Saved entries:
----------
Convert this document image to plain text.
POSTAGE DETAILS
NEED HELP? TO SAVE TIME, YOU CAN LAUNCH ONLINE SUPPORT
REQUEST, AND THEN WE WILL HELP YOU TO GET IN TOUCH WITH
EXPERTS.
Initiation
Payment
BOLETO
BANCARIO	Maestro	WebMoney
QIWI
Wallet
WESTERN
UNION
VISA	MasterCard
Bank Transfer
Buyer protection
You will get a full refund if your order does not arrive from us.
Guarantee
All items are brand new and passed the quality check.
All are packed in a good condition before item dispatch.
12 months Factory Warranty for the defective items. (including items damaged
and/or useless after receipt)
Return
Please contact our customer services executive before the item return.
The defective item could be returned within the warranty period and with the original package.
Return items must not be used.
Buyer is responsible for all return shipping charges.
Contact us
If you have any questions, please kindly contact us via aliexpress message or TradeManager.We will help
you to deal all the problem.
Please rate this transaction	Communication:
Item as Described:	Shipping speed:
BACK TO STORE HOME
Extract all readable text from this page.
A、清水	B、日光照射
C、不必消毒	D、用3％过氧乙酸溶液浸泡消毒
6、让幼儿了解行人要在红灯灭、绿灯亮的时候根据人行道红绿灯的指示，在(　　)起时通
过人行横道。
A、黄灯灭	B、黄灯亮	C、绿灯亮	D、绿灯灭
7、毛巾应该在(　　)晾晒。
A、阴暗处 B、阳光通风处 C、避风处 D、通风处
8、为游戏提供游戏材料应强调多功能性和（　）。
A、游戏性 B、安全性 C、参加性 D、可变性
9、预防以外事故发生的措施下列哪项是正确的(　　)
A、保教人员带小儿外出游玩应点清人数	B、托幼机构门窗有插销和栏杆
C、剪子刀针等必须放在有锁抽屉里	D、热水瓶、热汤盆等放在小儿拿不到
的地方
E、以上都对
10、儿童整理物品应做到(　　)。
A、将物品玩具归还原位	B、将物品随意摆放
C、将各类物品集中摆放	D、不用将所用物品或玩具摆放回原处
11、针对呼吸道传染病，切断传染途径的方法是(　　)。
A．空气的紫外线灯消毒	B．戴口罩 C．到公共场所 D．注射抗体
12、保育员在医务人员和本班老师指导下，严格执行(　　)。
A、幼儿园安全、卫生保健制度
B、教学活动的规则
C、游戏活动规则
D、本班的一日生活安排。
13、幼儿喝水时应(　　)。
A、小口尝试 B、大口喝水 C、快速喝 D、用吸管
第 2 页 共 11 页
----------
Task to carry out ▸ Reproduce the entries above in full by retyping them exactly.

Task response ▸
Convert this document image to plain text.
POSTAGE DETAILS
NEED HELP? TO SAVE TIME, YOU CAN LAUNCH ONLINE SUPPORT
REQUEST, AND THEN WE WILL HELP YOU TO GET IN TOUCH WITH
EXPERTS.
Initiation
Payment
BOLETO
BANCARIO	Maestro	WebMoney
QIWI
Wallet
WESTERN
UNION
VISA	MasterCard
Bank Transfer
Buyer protection
You will get a full refund if your order does not arrive from us.
Guarantee
All items are brand new and passed the quality check.
All are packed in a good condition before item dispatch.
12 months Factory Warranty for the defective items. (including items damaged
and/or useless after receipt)
Return
Please contact our customer services executive before the item return.
The defective item could be returned within the warranty period and with the original package.
Return items must not be used.
Buyer is responsible for all return shipping charges.
Contact us
If you have any questions, please kindly contact us via aliexpress message or TradeManager.We will help
you to deal all the problem.
Please rate this transaction	Communication:
Item as Described:	Shipping speed:
BACK TO STORE HOME
Extract all readable text from this page.
A、清水	B、日光照射
C、不必消毒	D、用3％过氧乙酸溶液浸泡消毒
6、让幼儿了解行人要在红灯灭、绿灯亮的时候根据人行道红绿灯的指示，在(　　)起时通
过人行横道。
A、黄灯灭	B、黄灯亮	C、绿灯亮	D、绿灯灭
7、毛巾应该在(　　)晾晒。
A、阴暗处 B、阳光通风处 C、避风处 D、通风处
8、为游戏提供游戏材料应强调多功能性和（　）。
A、游戏性 B、安全性 C、参加性 D、可变性
9、预防以外事故发生的措施下列哪项是正确的(　　)
A、保教人员带小儿外出游玩应点清人数	B、托幼机构门窗有插销和栏杆
C、剪子刀针等必须放在有锁抽屉里	D、热水瓶、热汤盆等放在小儿拿不到
的地方
E、以上都对
10、儿童整理物品应做到(　　)。
A、将物品玩具归还原位	B、将物品随意摆放
C、将各类物品集中摆放	D、不用将所用物品或玩具摆放回原处
11、针对呼吸道传染病，切断传染途径的方法是(　　)。
A．空气的紫外线灯消毒	B．戴口罩 C．到公共场所 D．注射抗体
12、保育员在医务人员和本班老师指导下，严格执行(　　)。
A、幼儿园安全、卫生保健制度
B、教学活动的规则
C、游戏活动规则
D、本班的一日生活安排。
13、幼儿喝水时应(　　)。
A、小口尝试 B、大口喝水 C、快速喝 D、用吸管
第 2 页 共 11 页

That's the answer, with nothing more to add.